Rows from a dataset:
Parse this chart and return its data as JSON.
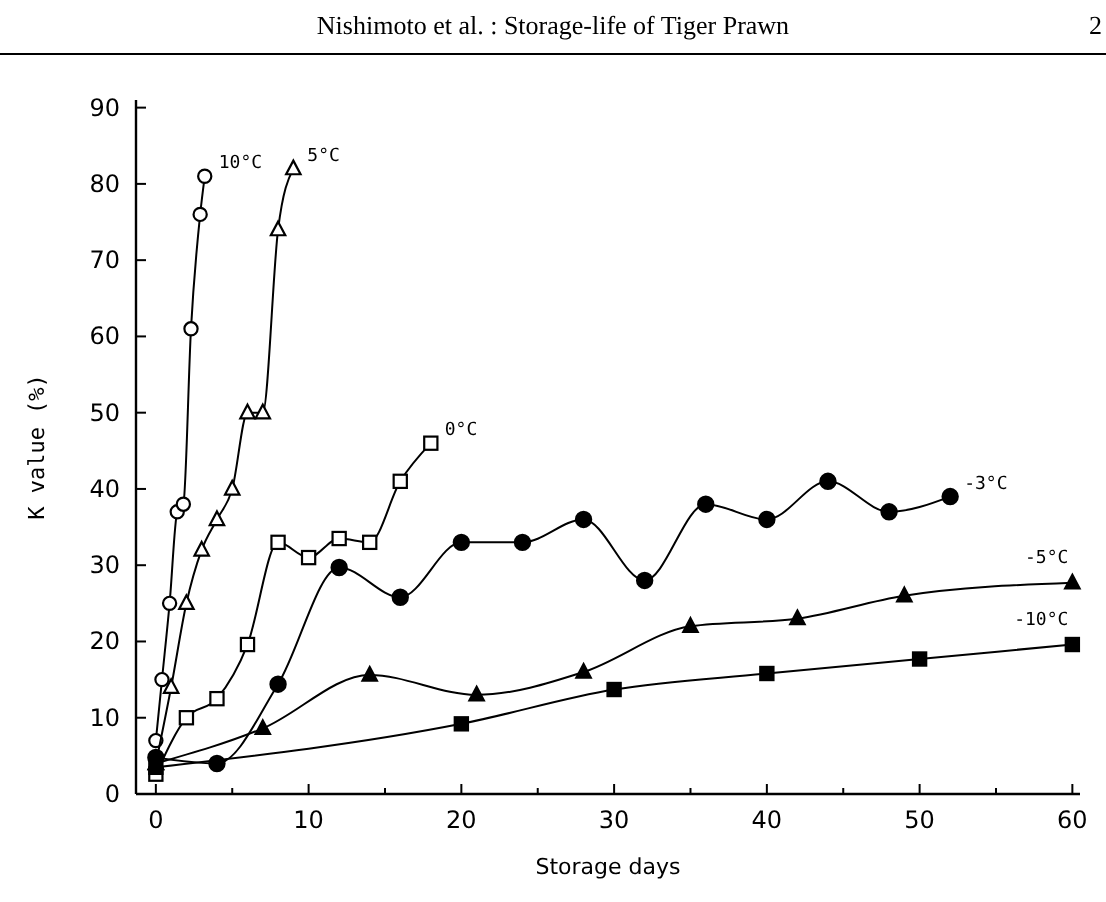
{
  "chart_data": {
    "type": "line",
    "title": "Nishimoto et al. : Storage-life of Tiger Prawn",
    "annotations": [
      "2"
    ],
    "xlabel": "Storage days",
    "ylabel": "K value (%)",
    "xlim": [
      -1.3,
      60.5
    ],
    "ylim": [
      0,
      91
    ],
    "xticks": [
      0,
      {
        "value": 5,
        "label": null
      },
      10,
      {
        "value": 15,
        "label": null
      },
      20,
      {
        "value": 25,
        "label": null
      },
      30,
      {
        "value": 35,
        "label": null
      },
      40,
      {
        "value": 45,
        "label": null
      },
      50,
      {
        "value": 55,
        "label": null
      },
      60
    ],
    "yticks": [
      0,
      10,
      20,
      30,
      40,
      50,
      60,
      70,
      80,
      90
    ],
    "grid": false,
    "line_style": "solid",
    "series": [
      {
        "name": "10°C",
        "color": "#000000",
        "marker": "circle",
        "colors": [
          "#ffffff",
          "#ffffff",
          "#ffffff",
          "#ffffff",
          "#ffffff",
          "#ffffff",
          "#ffffff",
          "#ffffff"
        ],
        "x": [
          0,
          0.4,
          0.9,
          1.4,
          1.8,
          2.3,
          2.9,
          3.2
        ],
        "values": [
          7,
          15,
          25,
          37,
          38,
          61,
          76,
          81
        ]
      },
      {
        "name": "5°C",
        "color": "#000000",
        "marker": "triangle",
        "colors": [
          "#ffffff",
          "#ffffff",
          "#ffffff",
          "#ffffff",
          "#ffffff",
          "#ffffff",
          "#ffffff",
          "#ffffff",
          "#ffffff",
          "#ffffff"
        ],
        "x": [
          0,
          1,
          2,
          3,
          4,
          5,
          6,
          7,
          8,
          9
        ],
        "values": [
          4,
          14,
          25,
          32,
          36,
          40,
          50,
          50,
          74,
          82
        ]
      },
      {
        "name": "0°C",
        "color": "#000000",
        "marker": "square",
        "colors": [
          "#ffffff",
          "#ffffff",
          "#ffffff",
          "#ffffff",
          "#ffffff",
          "#ffffff",
          "#ffffff",
          "#ffffff",
          "#ffffff",
          "#ffffff"
        ],
        "x": [
          0,
          2,
          4,
          6,
          8,
          10,
          12,
          14,
          16,
          18
        ],
        "values": [
          2.6,
          10,
          12.5,
          19.6,
          33,
          31,
          33.5,
          33,
          41,
          46
        ]
      },
      {
        "name": "-3°C",
        "color": "#000000",
        "marker": "circle",
        "x": [
          0,
          4,
          8,
          12,
          16,
          20,
          24,
          28,
          32,
          36,
          40,
          44,
          48,
          52
        ],
        "values": [
          4.8,
          4,
          14.4,
          29.7,
          25.8,
          33,
          33,
          36,
          28,
          38,
          36,
          41,
          37,
          39
        ]
      },
      {
        "name": "-5°C",
        "color": "#000000",
        "marker": "triangle",
        "x": [
          0,
          7,
          14,
          21,
          28,
          35,
          42,
          49,
          60
        ],
        "values": [
          4,
          8.6,
          15.6,
          13,
          16,
          22,
          23,
          26,
          27.7
        ]
      },
      {
        "name": "-10°C",
        "color": "#000000",
        "marker": "square",
        "x": [
          0,
          20,
          30,
          40,
          50,
          60
        ],
        "values": [
          3.5,
          9.2,
          13.7,
          15.8,
          17.7,
          19.6
        ]
      }
    ]
  }
}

DIRECTIONS FOR THIS TASK:
Take the listing above and print it exactly, apart from the pictures.

EXPECTED ANSWER:
Parse this chart and return its data as JSON.
{
  "chart_data": {
    "type": "line",
    "title": "Nishimoto et al. : Storage-life of Tiger Prawn",
    "annotations": [
      "2"
    ],
    "xlabel": "Storage days",
    "ylabel": "K value (%)",
    "xlim": [
      -1.3,
      60.5
    ],
    "ylim": [
      0,
      91
    ],
    "xticks": [
      0,
      {
        "value": 5,
        "label": null
      },
      10,
      {
        "value": 15,
        "label": null
      },
      20,
      {
        "value": 25,
        "label": null
      },
      30,
      {
        "value": 35,
        "label": null
      },
      40,
      {
        "value": 45,
        "label": null
      },
      50,
      {
        "value": 55,
        "label": null
      },
      60
    ],
    "yticks": [
      0,
      10,
      20,
      30,
      40,
      50,
      60,
      70,
      80,
      90
    ],
    "grid": false,
    "line_style": "solid",
    "series": [
      {
        "name": "10°C",
        "color": "#000000",
        "marker": "circle",
        "colors": [
          "#ffffff",
          "#ffffff",
          "#ffffff",
          "#ffffff",
          "#ffffff",
          "#ffffff",
          "#ffffff",
          "#ffffff"
        ],
        "x": [
          0,
          0.4,
          0.9,
          1.4,
          1.8,
          2.3,
          2.9,
          3.2
        ],
        "values": [
          7,
          15,
          25,
          37,
          38,
          61,
          76,
          81
        ]
      },
      {
        "name": "5°C",
        "color": "#000000",
        "marker": "triangle",
        "colors": [
          "#ffffff",
          "#ffffff",
          "#ffffff",
          "#ffffff",
          "#ffffff",
          "#ffffff",
          "#ffffff",
          "#ffffff",
          "#ffffff",
          "#ffffff"
        ],
        "x": [
          0,
          1,
          2,
          3,
          4,
          5,
          6,
          7,
          8,
          9
        ],
        "values": [
          4,
          14,
          25,
          32,
          36,
          40,
          50,
          50,
          74,
          82
        ]
      },
      {
        "name": "0°C",
        "color": "#000000",
        "marker": "square",
        "colors": [
          "#ffffff",
          "#ffffff",
          "#ffffff",
          "#ffffff",
          "#ffffff",
          "#ffffff",
          "#ffffff",
          "#ffffff",
          "#ffffff",
          "#ffffff"
        ],
        "x": [
          0,
          2,
          4,
          6,
          8,
          10,
          12,
          14,
          16,
          18
        ],
        "values": [
          2.6,
          10,
          12.5,
          19.6,
          33,
          31,
          33.5,
          33,
          41,
          46
        ]
      },
      {
        "name": "-3°C",
        "color": "#000000",
        "marker": "circle",
        "x": [
          0,
          4,
          8,
          12,
          16,
          20,
          24,
          28,
          32,
          36,
          40,
          44,
          48,
          52
        ],
        "values": [
          4.8,
          4,
          14.4,
          29.7,
          25.8,
          33,
          33,
          36,
          28,
          38,
          36,
          41,
          37,
          39
        ]
      },
      {
        "name": "-5°C",
        "color": "#000000",
        "marker": "triangle",
        "x": [
          0,
          7,
          14,
          21,
          28,
          35,
          42,
          49,
          60
        ],
        "values": [
          4,
          8.6,
          15.6,
          13,
          16,
          22,
          23,
          26,
          27.7
        ]
      },
      {
        "name": "-10°C",
        "color": "#000000",
        "marker": "square",
        "x": [
          0,
          20,
          30,
          40,
          50,
          60
        ],
        "values": [
          3.5,
          9.2,
          13.7,
          15.8,
          17.7,
          19.6
        ]
      }
    ]
  }
}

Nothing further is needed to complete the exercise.